START Data for this exercise
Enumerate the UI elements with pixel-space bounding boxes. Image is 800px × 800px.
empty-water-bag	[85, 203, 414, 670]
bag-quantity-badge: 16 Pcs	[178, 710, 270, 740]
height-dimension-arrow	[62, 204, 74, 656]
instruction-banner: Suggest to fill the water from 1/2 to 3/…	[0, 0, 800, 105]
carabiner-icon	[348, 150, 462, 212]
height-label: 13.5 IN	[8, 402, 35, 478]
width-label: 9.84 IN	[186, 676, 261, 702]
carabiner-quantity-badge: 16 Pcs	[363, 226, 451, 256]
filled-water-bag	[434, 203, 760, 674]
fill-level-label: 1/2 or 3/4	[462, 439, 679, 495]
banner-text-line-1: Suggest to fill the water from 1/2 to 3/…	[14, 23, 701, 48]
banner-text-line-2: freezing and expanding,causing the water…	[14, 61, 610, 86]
END Data for this exercise
Please extract every line from the records above, copying each one character for character.

• _Response to the exercise_
Enumerate the UI elements with pixel-space bounding boxes. Image is 800px × 800px.
empty-water-bag	[85, 203, 414, 670]
bag-quantity-badge: 16 Pcs	[178, 710, 270, 740]
height-dimension-arrow	[62, 204, 74, 656]
instruction-banner: Suggest to fill the water from 1/2 to 3/…	[0, 0, 800, 105]
carabiner-icon	[348, 150, 462, 212]
height-label: 13.5 IN	[8, 402, 35, 478]
width-label: 9.84 IN	[186, 676, 261, 702]
carabiner-quantity-badge: 16 Pcs	[363, 226, 451, 256]
filled-water-bag	[434, 203, 760, 674]
fill-level-label: 1/2 or 3/4	[462, 439, 679, 495]
banner-text-line-1: Suggest to fill the water from 1/2 to 3/…	[14, 23, 701, 48]
banner-text-line-2: freezing and expanding,causing the water…	[14, 61, 610, 86]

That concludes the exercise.